▶ _Task_:
In the listing below, count each line containing "aggs" and answer with the count only.

▶ _Dataset excerpts_:
◆ ◆ ◆ ◆
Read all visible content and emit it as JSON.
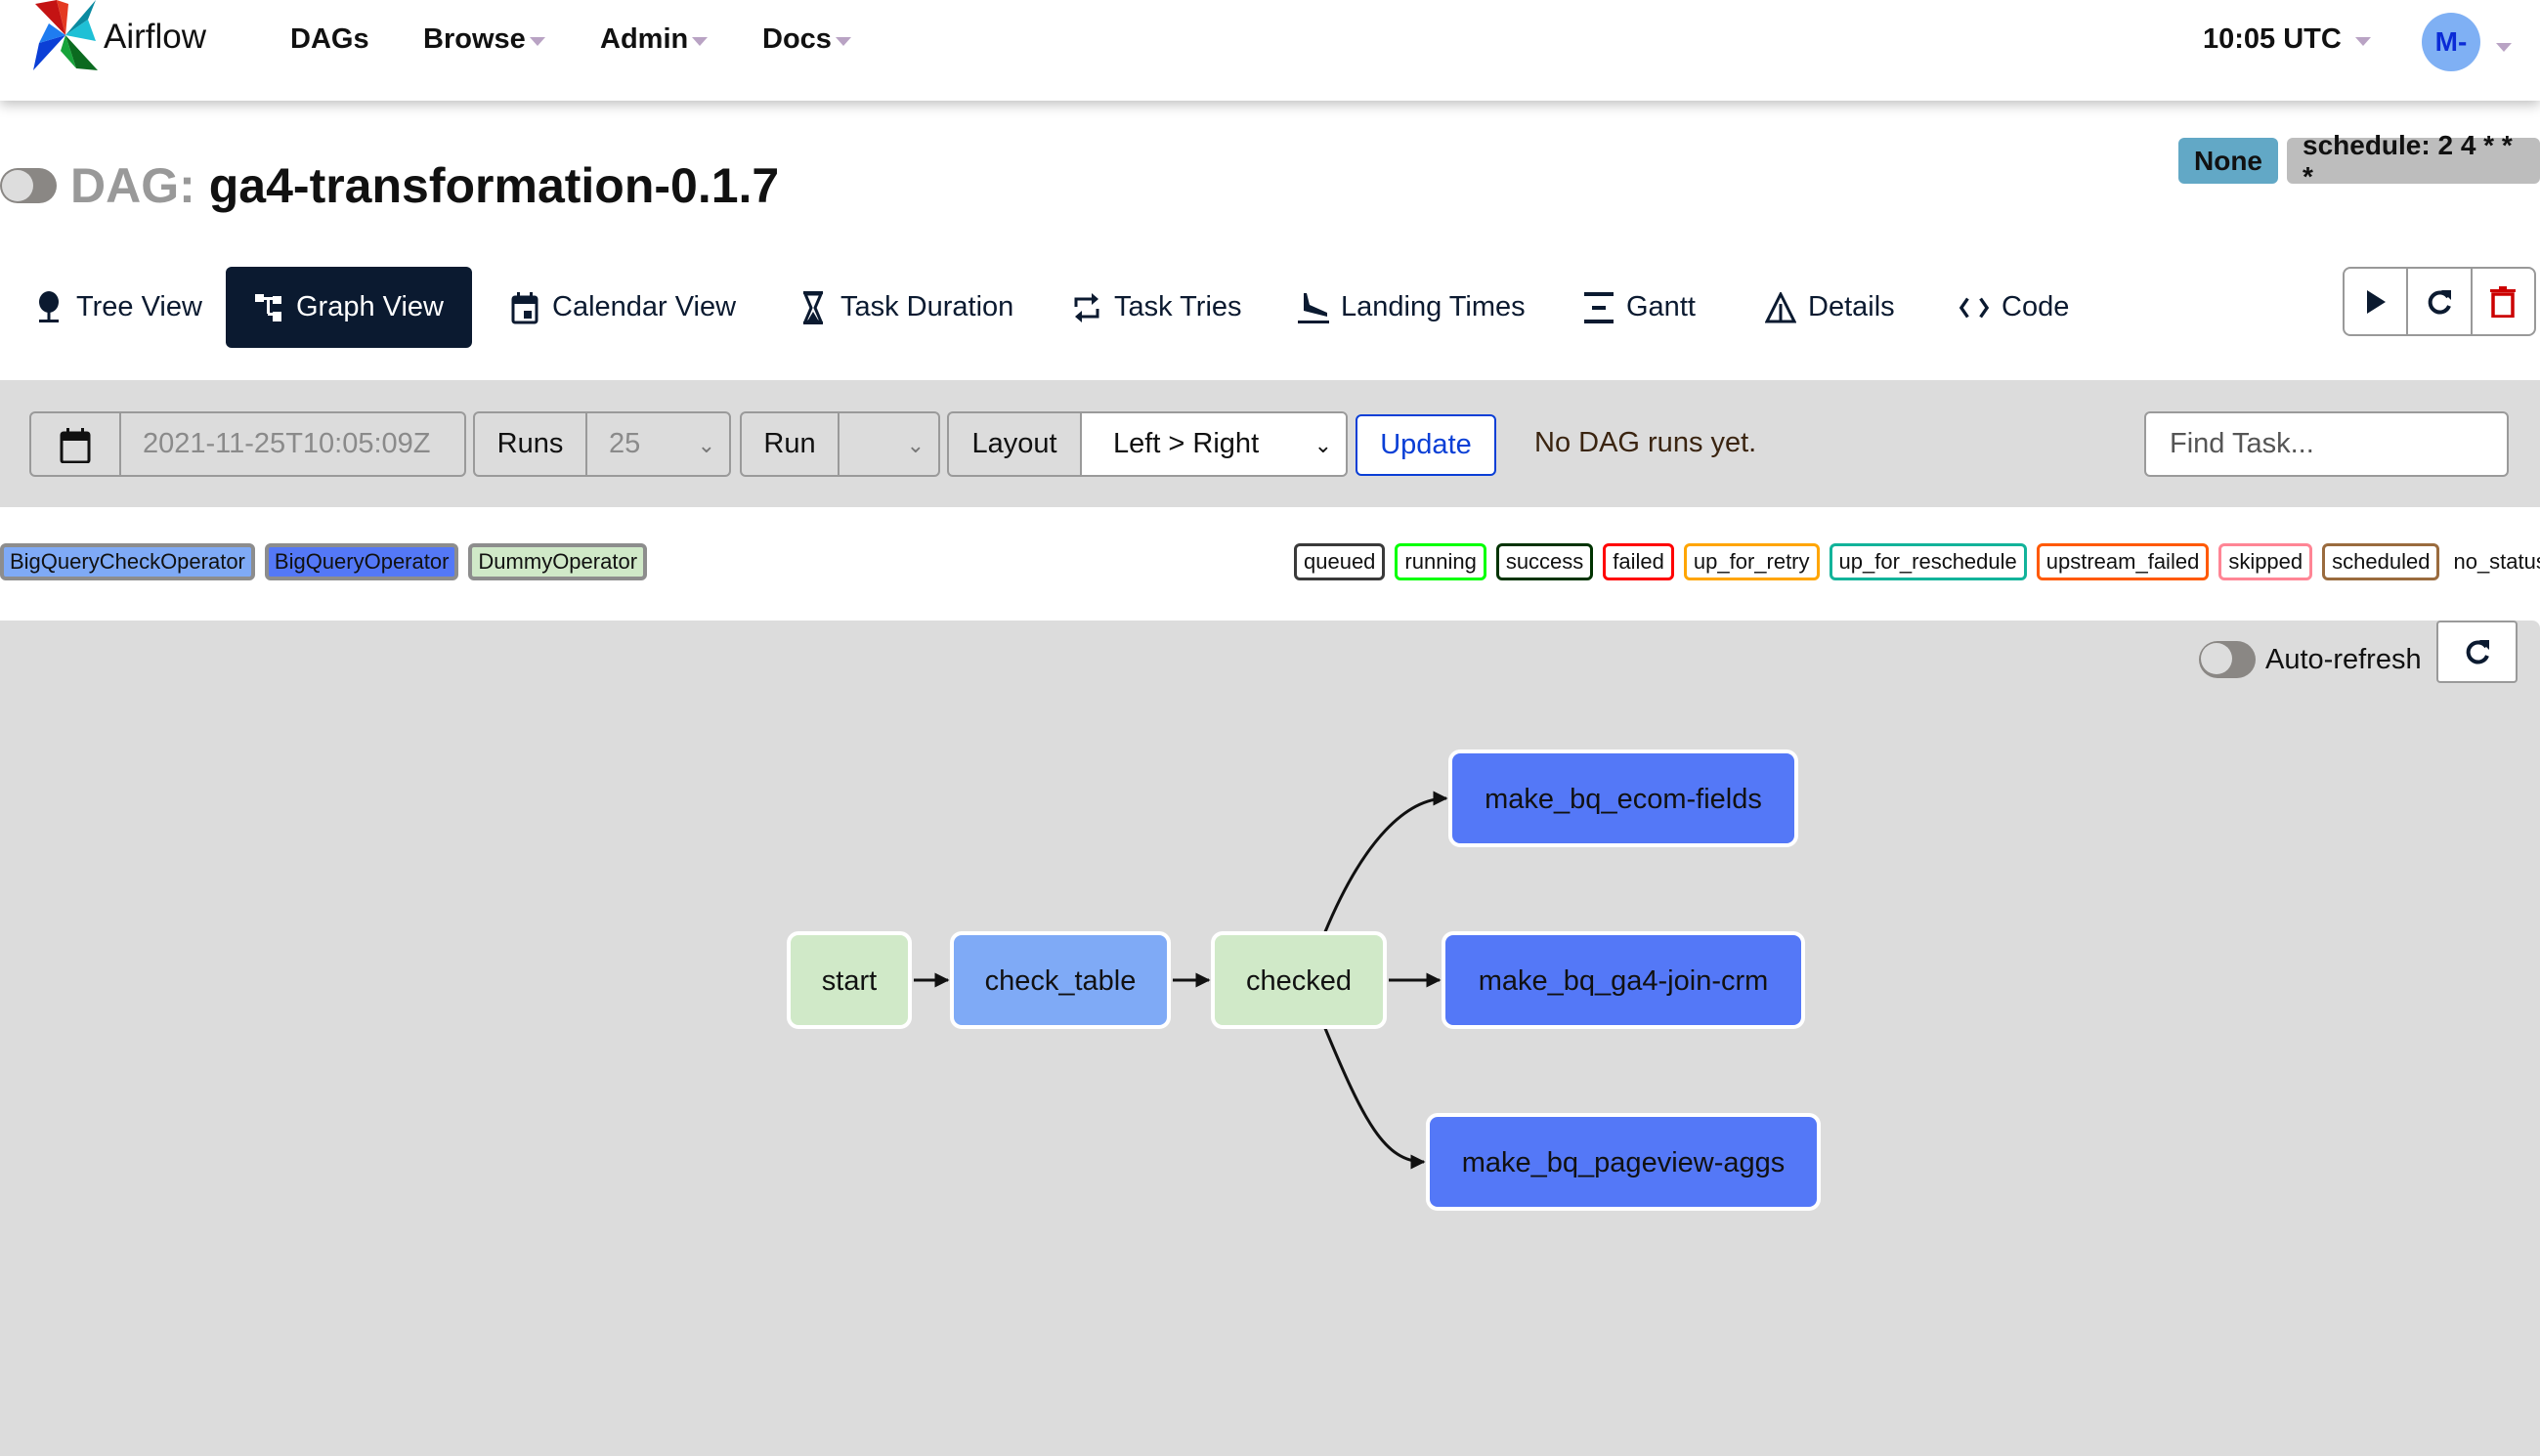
{
  "navbar": {
    "brand": "Airflow",
    "items": [
      {
        "label": "DAGs",
        "dropdown": false
      },
      {
        "label": "Browse",
        "dropdown": true
      },
      {
        "label": "Admin",
        "dropdown": true
      },
      {
        "label": "Docs",
        "dropdown": true
      }
    ],
    "clock": "10:05 UTC",
    "user_initials": "M-"
  },
  "dag": {
    "label": "DAG:",
    "id": "ga4-transformation-0.1.7",
    "paused": true,
    "badges": {
      "owner": "None",
      "schedule": "schedule: 2 4 * * *"
    }
  },
  "tabs": [
    {
      "label": "Tree View",
      "icon": "tree-icon",
      "active": false
    },
    {
      "label": "Graph View",
      "icon": "graph-icon",
      "active": true
    },
    {
      "label": "Calendar View",
      "icon": "calendar-icon",
      "active": false
    },
    {
      "label": "Task Duration",
      "icon": "hourglass-icon",
      "active": false
    },
    {
      "label": "Task Tries",
      "icon": "retry-icon",
      "active": false
    },
    {
      "label": "Landing Times",
      "icon": "landing-icon",
      "active": false
    },
    {
      "label": "Gantt",
      "icon": "gantt-icon",
      "active": false
    },
    {
      "label": "Details",
      "icon": "warning-triangle-icon",
      "active": false
    },
    {
      "label": "Code",
      "icon": "code-icon",
      "active": false
    }
  ],
  "actions": {
    "trigger": "play-icon",
    "refresh": "refresh-icon",
    "delete": "trash-icon"
  },
  "controls": {
    "base_date": "2021-11-25T10:05:09Z",
    "runs_label": "Runs",
    "runs_value": "25",
    "run_label": "Run",
    "run_value": "",
    "layout_label": "Layout",
    "layout_value": "Left > Right",
    "update_label": "Update",
    "status_message": "No DAG runs yet.",
    "find_task_placeholder": "Find Task..."
  },
  "operators": [
    {
      "label": "BigQueryCheckOperator",
      "color": "#7faaf6"
    },
    {
      "label": "BigQueryOperator",
      "color": "#5478f7"
    },
    {
      "label": "DummyOperator",
      "color": "#d0e9c8"
    }
  ],
  "states": [
    {
      "label": "queued",
      "color": "#3a3a3a"
    },
    {
      "label": "running",
      "color": "#00ff00"
    },
    {
      "label": "success",
      "color": "#003300"
    },
    {
      "label": "failed",
      "color": "#ff0000"
    },
    {
      "label": "up_for_retry",
      "color": "#ffa500"
    },
    {
      "label": "up_for_reschedule",
      "color": "#12b39a"
    },
    {
      "label": "upstream_failed",
      "color": "#ff5900"
    },
    {
      "label": "skipped",
      "color": "#ff8595"
    },
    {
      "label": "scheduled",
      "color": "#9a6b3e"
    },
    {
      "label": "no_status",
      "color": null
    }
  ],
  "graph": {
    "auto_refresh_label": "Auto-refresh",
    "auto_refresh_on": false,
    "nodes": [
      {
        "id": "start",
        "label": "start",
        "operator": "DummyOperator"
      },
      {
        "id": "check_table",
        "label": "check_table",
        "operator": "BigQueryCheckOperator"
      },
      {
        "id": "checked",
        "label": "checked",
        "operator": "DummyOperator"
      },
      {
        "id": "make_bq_ecom-fields",
        "label": "make_bq_ecom-fields",
        "operator": "BigQueryOperator"
      },
      {
        "id": "make_bq_ga4-join-crm",
        "label": "make_bq_ga4-join-crm",
        "operator": "BigQueryOperator"
      },
      {
        "id": "make_bq_pageview-aggs",
        "label": "make_bq_pageview-aggs",
        "operator": "BigQueryOperator"
      }
    ],
    "edges": [
      [
        "start",
        "check_table"
      ],
      [
        "check_table",
        "checked"
      ],
      [
        "checked",
        "make_bq_ecom-fields"
      ],
      [
        "checked",
        "make_bq_ga4-join-crm"
      ],
      [
        "checked",
        "make_bq_pageview-aggs"
      ]
    ]
  }
}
◆ ◆ ◆ ◆
▶ _Task solution_:
3